Your task – Your task is to copy the material exactly.

Figure content listings:
----

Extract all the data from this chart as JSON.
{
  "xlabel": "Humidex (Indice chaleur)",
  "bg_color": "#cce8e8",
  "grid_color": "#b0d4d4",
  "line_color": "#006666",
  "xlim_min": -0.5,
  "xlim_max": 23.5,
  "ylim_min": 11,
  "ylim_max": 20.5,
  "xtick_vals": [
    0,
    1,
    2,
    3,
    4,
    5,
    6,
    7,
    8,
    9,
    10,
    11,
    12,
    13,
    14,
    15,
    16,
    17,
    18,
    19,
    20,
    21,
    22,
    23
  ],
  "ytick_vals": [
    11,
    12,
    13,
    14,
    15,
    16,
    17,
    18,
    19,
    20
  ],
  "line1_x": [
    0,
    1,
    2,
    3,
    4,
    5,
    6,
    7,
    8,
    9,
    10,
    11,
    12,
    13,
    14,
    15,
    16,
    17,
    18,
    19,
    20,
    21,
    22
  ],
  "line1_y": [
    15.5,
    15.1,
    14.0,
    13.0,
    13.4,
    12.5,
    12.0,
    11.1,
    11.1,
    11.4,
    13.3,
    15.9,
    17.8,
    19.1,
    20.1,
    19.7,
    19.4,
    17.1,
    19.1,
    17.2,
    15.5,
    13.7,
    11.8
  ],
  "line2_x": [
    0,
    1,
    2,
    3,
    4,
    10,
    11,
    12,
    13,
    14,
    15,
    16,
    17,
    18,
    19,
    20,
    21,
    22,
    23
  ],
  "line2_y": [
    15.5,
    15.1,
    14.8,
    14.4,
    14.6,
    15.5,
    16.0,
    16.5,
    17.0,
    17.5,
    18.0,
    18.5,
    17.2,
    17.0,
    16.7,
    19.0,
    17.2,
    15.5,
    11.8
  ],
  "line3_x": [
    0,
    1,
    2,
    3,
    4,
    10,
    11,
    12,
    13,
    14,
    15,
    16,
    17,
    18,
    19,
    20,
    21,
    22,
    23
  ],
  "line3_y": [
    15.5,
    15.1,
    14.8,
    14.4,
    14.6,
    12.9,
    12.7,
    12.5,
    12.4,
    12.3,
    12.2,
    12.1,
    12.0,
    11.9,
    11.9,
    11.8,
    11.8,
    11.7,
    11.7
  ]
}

----

Response –
Extract all the data from this chart as JSON.
{
  "xlabel": "Humidex (Indice chaleur)",
  "bg_color": "#cce8e8",
  "grid_color": "#b0d4d4",
  "line_color": "#006666",
  "xlim_min": -0.5,
  "xlim_max": 23.5,
  "ylim_min": 11,
  "ylim_max": 20.5,
  "xtick_vals": [
    0,
    1,
    2,
    3,
    4,
    5,
    6,
    7,
    8,
    9,
    10,
    11,
    12,
    13,
    14,
    15,
    16,
    17,
    18,
    19,
    20,
    21,
    22,
    23
  ],
  "ytick_vals": [
    11,
    12,
    13,
    14,
    15,
    16,
    17,
    18,
    19,
    20
  ],
  "line1_x": [
    0,
    1,
    2,
    3,
    4,
    5,
    6,
    7,
    8,
    9,
    10,
    11,
    12,
    13,
    14,
    15,
    16,
    17,
    18,
    19,
    20,
    21,
    22
  ],
  "line1_y": [
    15.5,
    15.1,
    14.0,
    13.0,
    13.4,
    12.5,
    12.0,
    11.1,
    11.1,
    11.4,
    13.3,
    15.9,
    17.8,
    19.1,
    20.1,
    19.7,
    19.4,
    17.1,
    19.1,
    17.2,
    15.5,
    13.7,
    11.8
  ],
  "line2_x": [
    0,
    1,
    2,
    3,
    4,
    10,
    11,
    12,
    13,
    14,
    15,
    16,
    17,
    18,
    19,
    20,
    21,
    22,
    23
  ],
  "line2_y": [
    15.5,
    15.1,
    14.8,
    14.4,
    14.6,
    15.5,
    16.0,
    16.5,
    17.0,
    17.5,
    18.0,
    18.5,
    17.2,
    17.0,
    16.7,
    19.0,
    17.2,
    15.5,
    11.8
  ],
  "line3_x": [
    0,
    1,
    2,
    3,
    4,
    10,
    11,
    12,
    13,
    14,
    15,
    16,
    17,
    18,
    19,
    20,
    21,
    22,
    23
  ],
  "line3_y": [
    15.5,
    15.1,
    14.8,
    14.4,
    14.6,
    12.9,
    12.7,
    12.5,
    12.4,
    12.3,
    12.2,
    12.1,
    12.0,
    11.9,
    11.9,
    11.8,
    11.8,
    11.7,
    11.7
  ]
}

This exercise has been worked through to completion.